### [DATA ROWS]
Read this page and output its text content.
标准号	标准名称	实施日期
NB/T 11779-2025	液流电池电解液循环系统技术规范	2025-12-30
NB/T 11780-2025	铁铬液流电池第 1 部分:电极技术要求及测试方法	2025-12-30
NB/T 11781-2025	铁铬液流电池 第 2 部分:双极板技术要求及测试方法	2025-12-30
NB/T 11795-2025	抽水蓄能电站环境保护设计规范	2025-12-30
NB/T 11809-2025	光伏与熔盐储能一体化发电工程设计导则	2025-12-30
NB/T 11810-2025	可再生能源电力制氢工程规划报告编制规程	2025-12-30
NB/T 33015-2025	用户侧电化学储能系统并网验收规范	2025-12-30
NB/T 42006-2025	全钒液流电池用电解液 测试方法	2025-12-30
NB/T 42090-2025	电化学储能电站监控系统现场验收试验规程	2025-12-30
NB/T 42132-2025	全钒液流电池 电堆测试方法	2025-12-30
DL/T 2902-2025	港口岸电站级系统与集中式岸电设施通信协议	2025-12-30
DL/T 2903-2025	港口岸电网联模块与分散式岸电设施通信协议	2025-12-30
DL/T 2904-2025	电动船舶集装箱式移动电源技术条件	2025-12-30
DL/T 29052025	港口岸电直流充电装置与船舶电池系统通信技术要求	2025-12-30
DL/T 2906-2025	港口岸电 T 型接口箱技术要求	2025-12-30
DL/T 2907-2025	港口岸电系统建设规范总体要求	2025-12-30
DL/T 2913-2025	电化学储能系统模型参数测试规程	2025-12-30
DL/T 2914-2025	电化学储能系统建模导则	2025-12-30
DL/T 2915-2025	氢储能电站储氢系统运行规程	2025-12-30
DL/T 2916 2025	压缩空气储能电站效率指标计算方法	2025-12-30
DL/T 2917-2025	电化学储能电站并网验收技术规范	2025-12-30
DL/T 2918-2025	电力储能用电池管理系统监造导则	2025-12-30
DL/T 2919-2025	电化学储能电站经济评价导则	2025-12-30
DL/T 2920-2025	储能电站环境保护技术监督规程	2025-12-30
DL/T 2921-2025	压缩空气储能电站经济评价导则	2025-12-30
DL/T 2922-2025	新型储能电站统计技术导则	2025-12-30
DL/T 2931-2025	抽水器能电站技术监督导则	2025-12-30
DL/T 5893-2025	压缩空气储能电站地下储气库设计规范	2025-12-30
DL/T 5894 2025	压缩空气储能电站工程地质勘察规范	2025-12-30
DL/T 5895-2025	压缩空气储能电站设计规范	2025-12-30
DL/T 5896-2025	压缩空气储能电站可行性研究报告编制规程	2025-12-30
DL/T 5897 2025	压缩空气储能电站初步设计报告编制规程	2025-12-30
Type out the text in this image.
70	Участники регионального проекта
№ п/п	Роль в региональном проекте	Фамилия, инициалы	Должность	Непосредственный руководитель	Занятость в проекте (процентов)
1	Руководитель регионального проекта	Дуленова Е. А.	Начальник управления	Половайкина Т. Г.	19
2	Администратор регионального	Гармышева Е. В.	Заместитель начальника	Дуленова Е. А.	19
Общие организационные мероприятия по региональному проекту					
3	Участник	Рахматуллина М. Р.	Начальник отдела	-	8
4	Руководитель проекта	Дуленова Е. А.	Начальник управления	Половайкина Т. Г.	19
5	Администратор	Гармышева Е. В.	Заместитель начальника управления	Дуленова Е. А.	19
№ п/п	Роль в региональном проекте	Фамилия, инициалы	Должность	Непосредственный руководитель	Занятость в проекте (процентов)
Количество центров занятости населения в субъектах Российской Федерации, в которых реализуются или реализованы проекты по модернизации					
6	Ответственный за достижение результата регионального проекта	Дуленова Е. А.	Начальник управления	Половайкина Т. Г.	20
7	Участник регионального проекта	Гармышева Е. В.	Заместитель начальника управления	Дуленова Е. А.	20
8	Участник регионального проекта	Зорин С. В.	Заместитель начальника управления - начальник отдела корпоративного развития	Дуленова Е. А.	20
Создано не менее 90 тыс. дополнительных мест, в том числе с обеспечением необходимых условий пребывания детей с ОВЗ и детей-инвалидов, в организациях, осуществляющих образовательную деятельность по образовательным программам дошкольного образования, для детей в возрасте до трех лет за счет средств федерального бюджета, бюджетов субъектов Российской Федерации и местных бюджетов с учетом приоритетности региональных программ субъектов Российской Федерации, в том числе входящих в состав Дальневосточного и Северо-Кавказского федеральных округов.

### [DESCRIPTION OF THE TASK]
Locate and copy each line in the data above that includes the word "Заместитель".

### [REPLY TO THE EXERCISE]
2	Администратор регионального	Гармышева Е. В.	Заместитель начальника	Дуленова Е. А.	19
5	Администратор	Гармышева Е. В.	Заместитель начальника управления	Дуленова Е. А.	19
7	Участник регионального проекта	Гармышева Е. В.	Заместитель начальника управления	Дуленова Е. А.	20
8	Участник регионального проекта	Зорин С. В.	Заместитель начальника управления - начальник отдела корпоративного развития	Дуленова Е. А.	20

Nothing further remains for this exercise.